Stated goal -
Reproduce the listing below without any change.

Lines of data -

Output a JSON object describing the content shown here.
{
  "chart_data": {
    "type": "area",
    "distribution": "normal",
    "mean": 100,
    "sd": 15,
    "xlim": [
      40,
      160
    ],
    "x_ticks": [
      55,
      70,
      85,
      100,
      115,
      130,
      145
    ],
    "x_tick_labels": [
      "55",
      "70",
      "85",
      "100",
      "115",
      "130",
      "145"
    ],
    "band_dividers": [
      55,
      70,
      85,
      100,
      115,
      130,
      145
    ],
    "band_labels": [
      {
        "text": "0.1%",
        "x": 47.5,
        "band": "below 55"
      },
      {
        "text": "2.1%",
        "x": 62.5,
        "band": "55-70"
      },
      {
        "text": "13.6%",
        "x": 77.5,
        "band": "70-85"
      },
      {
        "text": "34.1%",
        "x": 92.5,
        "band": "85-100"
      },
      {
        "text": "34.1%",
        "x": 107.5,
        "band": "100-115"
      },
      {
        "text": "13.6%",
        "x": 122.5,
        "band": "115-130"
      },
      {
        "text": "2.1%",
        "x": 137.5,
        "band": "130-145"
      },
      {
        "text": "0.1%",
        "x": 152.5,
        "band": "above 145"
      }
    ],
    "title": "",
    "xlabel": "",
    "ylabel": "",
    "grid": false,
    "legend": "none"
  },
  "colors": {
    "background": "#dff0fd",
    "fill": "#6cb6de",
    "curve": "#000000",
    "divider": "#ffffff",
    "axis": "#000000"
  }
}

Written response -
Output a JSON object describing the content shown here.
{
  "chart_data": {
    "type": "area",
    "distribution": "normal",
    "mean": 100,
    "sd": 15,
    "xlim": [
      40,
      160
    ],
    "x_ticks": [
      55,
      70,
      85,
      100,
      115,
      130,
      145
    ],
    "x_tick_labels": [
      "55",
      "70",
      "85",
      "100",
      "115",
      "130",
      "145"
    ],
    "band_dividers": [
      55,
      70,
      85,
      100,
      115,
      130,
      145
    ],
    "band_labels": [
      {
        "text": "0.1%",
        "x": 47.5,
        "band": "below 55"
      },
      {
        "text": "2.1%",
        "x": 62.5,
        "band": "55-70"
      },
      {
        "text": "13.6%",
        "x": 77.5,
        "band": "70-85"
      },
      {
        "text": "34.1%",
        "x": 92.5,
        "band": "85-100"
      },
      {
        "text": "34.1%",
        "x": 107.5,
        "band": "100-115"
      },
      {
        "text": "13.6%",
        "x": 122.5,
        "band": "115-130"
      },
      {
        "text": "2.1%",
        "x": 137.5,
        "band": "130-145"
      },
      {
        "text": "0.1%",
        "x": 152.5,
        "band": "above 145"
      }
    ],
    "title": "",
    "xlabel": "",
    "ylabel": "",
    "grid": false,
    "legend": "none"
  },
  "colors": {
    "background": "#dff0fd",
    "fill": "#6cb6de",
    "curve": "#000000",
    "divider": "#ffffff",
    "axis": "#000000"
  }
}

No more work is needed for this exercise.